# Materials provided
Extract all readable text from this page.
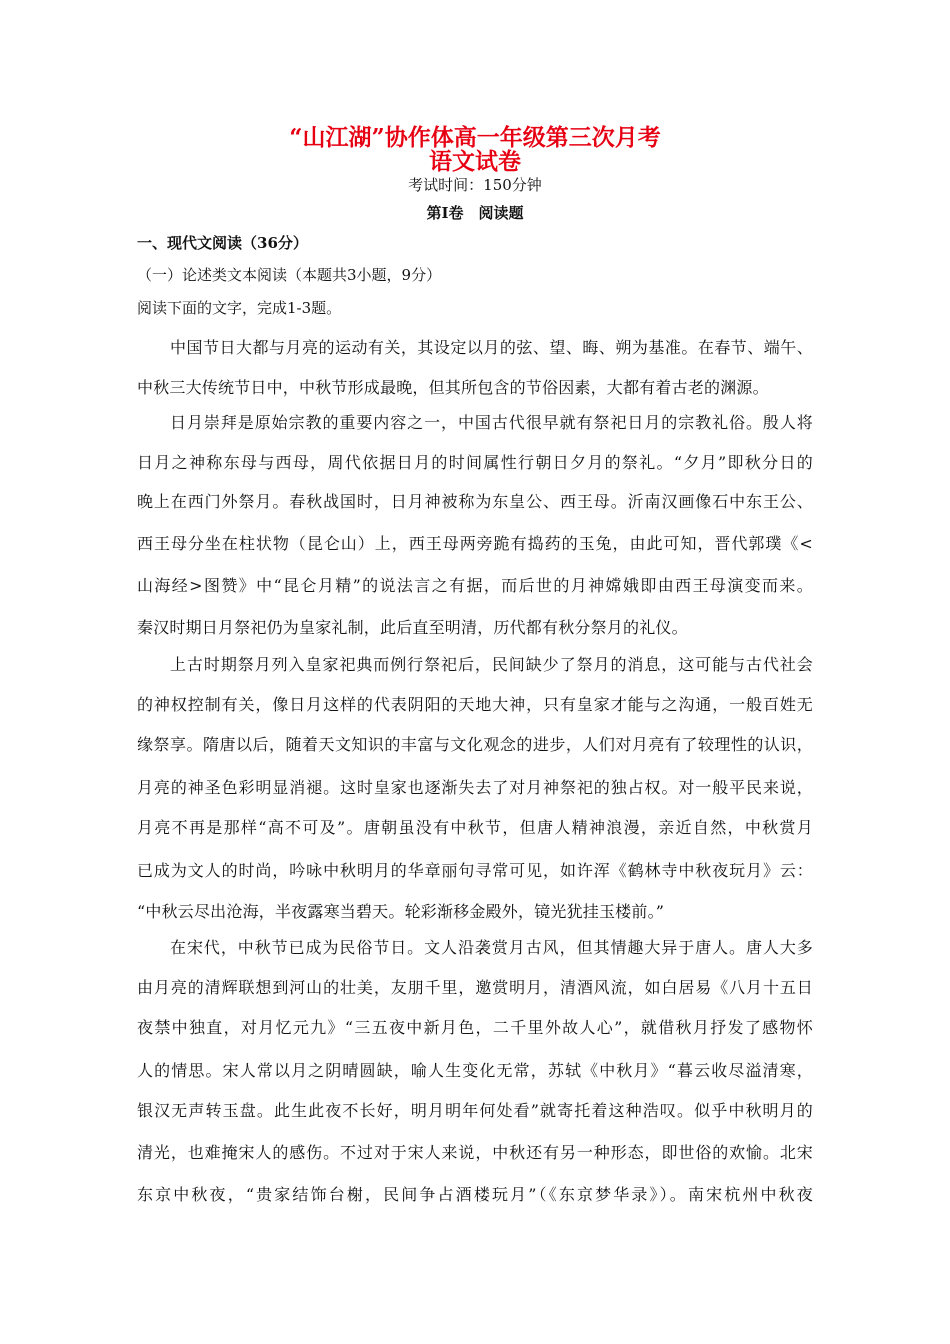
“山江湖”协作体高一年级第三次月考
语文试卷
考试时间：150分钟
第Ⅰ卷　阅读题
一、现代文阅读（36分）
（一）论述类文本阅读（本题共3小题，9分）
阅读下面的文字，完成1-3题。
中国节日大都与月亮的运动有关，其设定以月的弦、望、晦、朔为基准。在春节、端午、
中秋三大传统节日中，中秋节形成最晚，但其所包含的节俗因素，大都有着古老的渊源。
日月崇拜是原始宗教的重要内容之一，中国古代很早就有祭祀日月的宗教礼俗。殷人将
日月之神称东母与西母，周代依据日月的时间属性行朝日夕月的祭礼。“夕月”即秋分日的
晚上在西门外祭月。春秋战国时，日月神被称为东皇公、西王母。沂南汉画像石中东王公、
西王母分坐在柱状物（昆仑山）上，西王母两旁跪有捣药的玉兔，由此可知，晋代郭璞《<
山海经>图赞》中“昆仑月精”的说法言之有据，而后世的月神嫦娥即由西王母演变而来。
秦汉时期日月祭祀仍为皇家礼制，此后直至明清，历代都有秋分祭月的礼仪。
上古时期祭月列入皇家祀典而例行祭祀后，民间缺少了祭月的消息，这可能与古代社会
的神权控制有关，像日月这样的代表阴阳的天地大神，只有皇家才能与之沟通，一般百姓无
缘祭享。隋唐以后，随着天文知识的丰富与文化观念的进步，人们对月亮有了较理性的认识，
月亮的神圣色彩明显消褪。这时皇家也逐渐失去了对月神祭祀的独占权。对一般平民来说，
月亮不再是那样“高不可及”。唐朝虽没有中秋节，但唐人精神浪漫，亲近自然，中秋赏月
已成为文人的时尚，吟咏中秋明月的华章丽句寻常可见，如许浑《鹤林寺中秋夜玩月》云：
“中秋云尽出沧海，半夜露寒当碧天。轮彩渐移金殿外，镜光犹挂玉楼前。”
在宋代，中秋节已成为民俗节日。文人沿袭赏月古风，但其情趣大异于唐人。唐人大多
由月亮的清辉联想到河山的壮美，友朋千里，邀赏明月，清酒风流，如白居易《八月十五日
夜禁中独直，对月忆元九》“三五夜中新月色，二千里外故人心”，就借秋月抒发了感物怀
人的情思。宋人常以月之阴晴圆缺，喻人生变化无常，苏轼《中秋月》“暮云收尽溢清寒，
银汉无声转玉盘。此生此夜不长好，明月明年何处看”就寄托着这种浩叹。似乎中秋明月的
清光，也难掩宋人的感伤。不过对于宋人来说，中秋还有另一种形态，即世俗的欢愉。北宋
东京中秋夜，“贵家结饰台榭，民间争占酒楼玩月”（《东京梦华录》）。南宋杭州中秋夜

...

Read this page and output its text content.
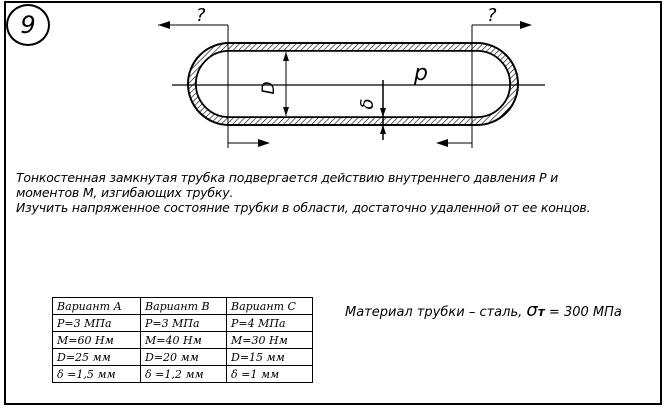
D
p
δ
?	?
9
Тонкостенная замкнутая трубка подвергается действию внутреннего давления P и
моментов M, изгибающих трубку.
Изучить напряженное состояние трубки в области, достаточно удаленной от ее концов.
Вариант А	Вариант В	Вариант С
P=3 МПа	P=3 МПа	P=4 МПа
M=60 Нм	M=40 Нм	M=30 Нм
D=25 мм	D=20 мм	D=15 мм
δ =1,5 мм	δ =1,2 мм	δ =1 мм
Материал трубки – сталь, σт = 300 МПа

# Short task
Go through the records. Copy each line where "text" appears.

# Exercise solution
Extract all readable text from this page.
Read this page and output its text content.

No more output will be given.